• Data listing
• • • •

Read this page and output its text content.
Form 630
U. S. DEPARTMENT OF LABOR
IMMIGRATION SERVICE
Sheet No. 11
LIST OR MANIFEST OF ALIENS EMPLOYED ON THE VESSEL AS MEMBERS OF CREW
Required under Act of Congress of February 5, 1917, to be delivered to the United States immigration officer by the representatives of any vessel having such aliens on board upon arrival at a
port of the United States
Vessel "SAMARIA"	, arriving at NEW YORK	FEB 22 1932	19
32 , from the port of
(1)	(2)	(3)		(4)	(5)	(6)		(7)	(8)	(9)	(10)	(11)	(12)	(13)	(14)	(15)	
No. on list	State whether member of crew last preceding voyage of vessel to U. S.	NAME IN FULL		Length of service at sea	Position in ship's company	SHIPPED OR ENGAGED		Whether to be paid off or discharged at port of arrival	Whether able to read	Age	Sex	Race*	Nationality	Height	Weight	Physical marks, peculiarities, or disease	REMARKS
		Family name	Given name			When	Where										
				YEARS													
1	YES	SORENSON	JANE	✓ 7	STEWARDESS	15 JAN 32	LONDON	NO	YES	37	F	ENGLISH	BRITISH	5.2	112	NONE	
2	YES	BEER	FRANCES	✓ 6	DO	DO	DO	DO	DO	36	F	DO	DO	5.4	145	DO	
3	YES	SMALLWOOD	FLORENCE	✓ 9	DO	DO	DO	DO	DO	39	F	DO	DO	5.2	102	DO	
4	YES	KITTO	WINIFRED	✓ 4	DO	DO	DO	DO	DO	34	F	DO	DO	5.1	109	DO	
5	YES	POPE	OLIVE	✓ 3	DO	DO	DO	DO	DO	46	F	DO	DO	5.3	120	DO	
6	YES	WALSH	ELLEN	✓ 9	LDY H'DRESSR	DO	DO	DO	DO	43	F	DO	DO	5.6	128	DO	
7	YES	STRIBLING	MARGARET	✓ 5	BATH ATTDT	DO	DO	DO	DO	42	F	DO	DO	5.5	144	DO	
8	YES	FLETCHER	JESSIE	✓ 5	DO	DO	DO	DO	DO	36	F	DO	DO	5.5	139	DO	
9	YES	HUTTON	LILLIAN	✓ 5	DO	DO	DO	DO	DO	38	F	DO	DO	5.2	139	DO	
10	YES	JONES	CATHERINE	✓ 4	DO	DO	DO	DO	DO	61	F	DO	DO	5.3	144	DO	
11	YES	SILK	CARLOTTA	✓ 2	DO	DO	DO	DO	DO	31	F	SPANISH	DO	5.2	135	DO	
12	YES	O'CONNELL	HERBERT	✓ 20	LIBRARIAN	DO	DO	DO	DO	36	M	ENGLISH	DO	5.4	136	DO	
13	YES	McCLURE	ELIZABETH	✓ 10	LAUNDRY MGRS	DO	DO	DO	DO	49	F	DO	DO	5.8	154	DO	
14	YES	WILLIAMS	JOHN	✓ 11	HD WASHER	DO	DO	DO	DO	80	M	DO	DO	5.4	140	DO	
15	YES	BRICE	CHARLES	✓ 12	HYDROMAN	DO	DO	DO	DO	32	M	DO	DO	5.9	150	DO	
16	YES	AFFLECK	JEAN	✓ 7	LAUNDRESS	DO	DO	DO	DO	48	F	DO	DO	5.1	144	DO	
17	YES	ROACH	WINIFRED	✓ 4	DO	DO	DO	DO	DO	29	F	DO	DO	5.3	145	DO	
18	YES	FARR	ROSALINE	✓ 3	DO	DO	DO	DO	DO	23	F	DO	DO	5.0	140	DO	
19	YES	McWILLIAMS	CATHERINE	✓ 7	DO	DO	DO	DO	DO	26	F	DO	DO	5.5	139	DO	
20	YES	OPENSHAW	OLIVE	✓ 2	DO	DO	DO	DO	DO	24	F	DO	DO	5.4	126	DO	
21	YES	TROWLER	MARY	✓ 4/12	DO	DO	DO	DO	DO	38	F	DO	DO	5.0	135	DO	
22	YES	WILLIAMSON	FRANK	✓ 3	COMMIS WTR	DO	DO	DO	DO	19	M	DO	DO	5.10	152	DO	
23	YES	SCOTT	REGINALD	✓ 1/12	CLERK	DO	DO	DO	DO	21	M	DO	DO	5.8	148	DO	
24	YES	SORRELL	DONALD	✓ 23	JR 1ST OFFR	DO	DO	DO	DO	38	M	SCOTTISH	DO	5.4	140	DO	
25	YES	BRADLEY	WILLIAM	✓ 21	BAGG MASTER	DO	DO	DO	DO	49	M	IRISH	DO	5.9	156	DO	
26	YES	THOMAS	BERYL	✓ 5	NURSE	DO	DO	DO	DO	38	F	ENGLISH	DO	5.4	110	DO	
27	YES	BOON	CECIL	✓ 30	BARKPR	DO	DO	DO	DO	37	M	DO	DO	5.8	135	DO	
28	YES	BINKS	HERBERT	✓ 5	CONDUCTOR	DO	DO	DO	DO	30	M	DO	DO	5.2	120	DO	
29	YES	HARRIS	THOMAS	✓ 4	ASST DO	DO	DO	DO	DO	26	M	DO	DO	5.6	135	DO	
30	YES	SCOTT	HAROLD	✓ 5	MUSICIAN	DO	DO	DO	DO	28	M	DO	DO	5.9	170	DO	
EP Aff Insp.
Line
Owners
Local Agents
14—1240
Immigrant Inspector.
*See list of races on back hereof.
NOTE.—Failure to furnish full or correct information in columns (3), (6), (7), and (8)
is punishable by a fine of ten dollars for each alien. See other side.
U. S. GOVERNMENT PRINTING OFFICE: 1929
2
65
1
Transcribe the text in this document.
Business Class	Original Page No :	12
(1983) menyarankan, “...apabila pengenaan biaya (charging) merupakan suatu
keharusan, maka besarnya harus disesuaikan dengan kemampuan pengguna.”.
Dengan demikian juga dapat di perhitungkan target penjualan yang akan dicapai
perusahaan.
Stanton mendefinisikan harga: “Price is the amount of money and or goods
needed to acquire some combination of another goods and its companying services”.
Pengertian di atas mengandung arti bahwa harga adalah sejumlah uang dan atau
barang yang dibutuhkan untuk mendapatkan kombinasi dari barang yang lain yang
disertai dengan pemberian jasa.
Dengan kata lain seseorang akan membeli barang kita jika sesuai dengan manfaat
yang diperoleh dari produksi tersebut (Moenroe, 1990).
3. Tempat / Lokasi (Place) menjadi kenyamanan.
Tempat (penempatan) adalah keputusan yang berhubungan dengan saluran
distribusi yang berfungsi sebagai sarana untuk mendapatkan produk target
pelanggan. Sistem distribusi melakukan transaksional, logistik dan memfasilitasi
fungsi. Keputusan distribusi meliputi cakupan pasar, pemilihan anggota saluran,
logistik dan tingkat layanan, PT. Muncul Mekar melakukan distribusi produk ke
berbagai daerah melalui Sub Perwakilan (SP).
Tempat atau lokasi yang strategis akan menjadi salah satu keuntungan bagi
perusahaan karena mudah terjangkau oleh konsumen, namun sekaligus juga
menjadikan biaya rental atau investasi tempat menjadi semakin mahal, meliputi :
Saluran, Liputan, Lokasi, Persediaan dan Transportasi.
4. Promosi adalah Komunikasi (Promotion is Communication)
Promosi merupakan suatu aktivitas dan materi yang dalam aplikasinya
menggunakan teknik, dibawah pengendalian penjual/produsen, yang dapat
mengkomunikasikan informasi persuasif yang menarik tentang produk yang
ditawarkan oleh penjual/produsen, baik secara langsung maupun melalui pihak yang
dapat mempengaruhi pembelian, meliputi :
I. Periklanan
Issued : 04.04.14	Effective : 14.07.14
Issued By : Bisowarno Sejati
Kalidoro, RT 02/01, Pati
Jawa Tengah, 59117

• • • •

• Task prompt
Repeat every entry exactly, please.

• Answer below
Read this page and output its text content.
Form 630
U. S. DEPARTMENT OF LABOR
IMMIGRATION SERVICE
Sheet No. 11
LIST OR MANIFEST OF ALIENS EMPLOYED ON THE VESSEL AS MEMBERS OF CREW
Required under Act of Congress of February 5, 1917, to be delivered to the United States immigration officer by the representatives of any vessel having such aliens on board upon arrival at a
port of the United States
Vessel "SAMARIA"	, arriving at NEW YORK	FEB 22 1932	19
32 , from the port of
(1)	(2)	(3)		(4)	(5)	(6)		(7)	(8)	(9)	(10)	(11)	(12)	(13)	(14)	(15)	
No. on list	State whether member of crew last preceding voyage of vessel to U. S.	NAME IN FULL		Length of service at sea	Position in ship's company	SHIPPED OR ENGAGED		Whether to be paid off or discharged at port of arrival	Whether able to read	Age	Sex	Race*	Nationality	Height	Weight	Physical marks, peculiarities, or disease	REMARKS
		Family name	Given name			When	Where										
				YEARS													
1	YES	SORENSON	JANE	✓ 7	STEWARDESS	15 JAN 32	LONDON	NO	YES	37	F	ENGLISH	BRITISH	5.2	112	NONE	
2	YES	BEER	FRANCES	✓ 6	DO	DO	DO	DO	DO	36	F	DO	DO	5.4	145	DO	
3	YES	SMALLWOOD	FLORENCE	✓ 9	DO	DO	DO	DO	DO	39	F	DO	DO	5.2	102	DO	
4	YES	KITTO	WINIFRED	✓ 4	DO	DO	DO	DO	DO	34	F	DO	DO	5.1	109	DO	
5	YES	POPE	OLIVE	✓ 3	DO	DO	DO	DO	DO	46	F	DO	DO	5.3	120	DO	
6	YES	WALSH	ELLEN	✓ 9	LDY H'DRESSR	DO	DO	DO	DO	43	F	DO	DO	5.6	128	DO	
7	YES	STRIBLING	MARGARET	✓ 5	BATH ATTDT	DO	DO	DO	DO	42	F	DO	DO	5.5	144	DO	
8	YES	FLETCHER	JESSIE	✓ 5	DO	DO	DO	DO	DO	36	F	DO	DO	5.5	139	DO	
9	YES	HUTTON	LILLIAN	✓ 5	DO	DO	DO	DO	DO	38	F	DO	DO	5.2	139	DO	
10	YES	JONES	CATHERINE	✓ 4	DO	DO	DO	DO	DO	61	F	DO	DO	5.3	144	DO	
11	YES	SILK	CARLOTTA	✓ 2	DO	DO	DO	DO	DO	31	F	SPANISH	DO	5.2	135	DO	
12	YES	O'CONNELL	HERBERT	✓ 20	LIBRARIAN	DO	DO	DO	DO	36	M	ENGLISH	DO	5.4	136	DO	
13	YES	McCLURE	ELIZABETH	✓ 10	LAUNDRY MGRS	DO	DO	DO	DO	49	F	DO	DO	5.8	154	DO	
14	YES	WILLIAMS	JOHN	✓ 11	HD WASHER	DO	DO	DO	DO	80	M	DO	DO	5.4	140	DO	
15	YES	BRICE	CHARLES	✓ 12	HYDROMAN	DO	DO	DO	DO	32	M	DO	DO	5.9	150	DO	
16	YES	AFFLECK	JEAN	✓ 7	LAUNDRESS	DO	DO	DO	DO	48	F	DO	DO	5.1	144	DO	
17	YES	ROACH	WINIFRED	✓ 4	DO	DO	DO	DO	DO	29	F	DO	DO	5.3	145	DO	
18	YES	FARR	ROSALINE	✓ 3	DO	DO	DO	DO	DO	23	F	DO	DO	5.0	140	DO	
19	YES	McWILLIAMS	CATHERINE	✓ 7	DO	DO	DO	DO	DO	26	F	DO	DO	5.5	139	DO	
20	YES	OPENSHAW	OLIVE	✓ 2	DO	DO	DO	DO	DO	24	F	DO	DO	5.4	126	DO	
21	YES	TROWLER	MARY	✓ 4/12	DO	DO	DO	DO	DO	38	F	DO	DO	5.0	135	DO	
22	YES	WILLIAMSON	FRANK	✓ 3	COMMIS WTR	DO	DO	DO	DO	19	M	DO	DO	5.10	152	DO	
23	YES	SCOTT	REGINALD	✓ 1/12	CLERK	DO	DO	DO	DO	21	M	DO	DO	5.8	148	DO	
24	YES	SORRELL	DONALD	✓ 23	JR 1ST OFFR	DO	DO	DO	DO	38	M	SCOTTISH	DO	5.4	140	DO	
25	YES	BRADLEY	WILLIAM	✓ 21	BAGG MASTER	DO	DO	DO	DO	49	M	IRISH	DO	5.9	156	DO	
26	YES	THOMAS	BERYL	✓ 5	NURSE	DO	DO	DO	DO	38	F	ENGLISH	DO	5.4	110	DO	
27	YES	BOON	CECIL	✓ 30	BARKPR	DO	DO	DO	DO	37	M	DO	DO	5.8	135	DO	
28	YES	BINKS	HERBERT	✓ 5	CONDUCTOR	DO	DO	DO	DO	30	M	DO	DO	5.2	120	DO	
29	YES	HARRIS	THOMAS	✓ 4	ASST DO	DO	DO	DO	DO	26	M	DO	DO	5.6	135	DO	
30	YES	SCOTT	HAROLD	✓ 5	MUSICIAN	DO	DO	DO	DO	28	M	DO	DO	5.9	170	DO	
EP Aff Insp.
Line
Owners
Local Agents
14—1240
Immigrant Inspector.
*See list of races on back hereof.
NOTE.—Failure to furnish full or correct information in columns (3), (6), (7), and (8)
is punishable by a fine of ten dollars for each alien. See other side.
U. S. GOVERNMENT PRINTING OFFICE: 1929
2
65
1
Transcribe the text in this document.
Business Class	Original Page No :	12
(1983) menyarankan, “...apabila pengenaan biaya (charging) merupakan suatu
keharusan, maka besarnya harus disesuaikan dengan kemampuan pengguna.”.
Dengan demikian juga dapat di perhitungkan target penjualan yang akan dicapai
perusahaan.
Stanton mendefinisikan harga: “Price is the amount of money and or goods
needed to acquire some combination of another goods and its companying services”.
Pengertian di atas mengandung arti bahwa harga adalah sejumlah uang dan atau
barang yang dibutuhkan untuk mendapatkan kombinasi dari barang yang lain yang
disertai dengan pemberian jasa.
Dengan kata lain seseorang akan membeli barang kita jika sesuai dengan manfaat
yang diperoleh dari produksi tersebut (Moenroe, 1990).
3. Tempat / Lokasi (Place) menjadi kenyamanan.
Tempat (penempatan) adalah keputusan yang berhubungan dengan saluran
distribusi yang berfungsi sebagai sarana untuk mendapatkan produk target
pelanggan. Sistem distribusi melakukan transaksional, logistik dan memfasilitasi
fungsi. Keputusan distribusi meliputi cakupan pasar, pemilihan anggota saluran,
logistik dan tingkat layanan, PT. Muncul Mekar melakukan distribusi produk ke
berbagai daerah melalui Sub Perwakilan (SP).
Tempat atau lokasi yang strategis akan menjadi salah satu keuntungan bagi
perusahaan karena mudah terjangkau oleh konsumen, namun sekaligus juga
menjadikan biaya rental atau investasi tempat menjadi semakin mahal, meliputi :
Saluran, Liputan, Lokasi, Persediaan dan Transportasi.
4. Promosi adalah Komunikasi (Promotion is Communication)
Promosi merupakan suatu aktivitas dan materi yang dalam aplikasinya
menggunakan teknik, dibawah pengendalian penjual/produsen, yang dapat
mengkomunikasikan informasi persuasif yang menarik tentang produk yang
ditawarkan oleh penjual/produsen, baik secara langsung maupun melalui pihak yang
dapat mempengaruhi pembelian, meliputi :
I. Periklanan
Issued : 04.04.14	Effective : 14.07.14
Issued By : Bisowarno Sejati
Kalidoro, RT 02/01, Pati
Jawa Tengah, 59117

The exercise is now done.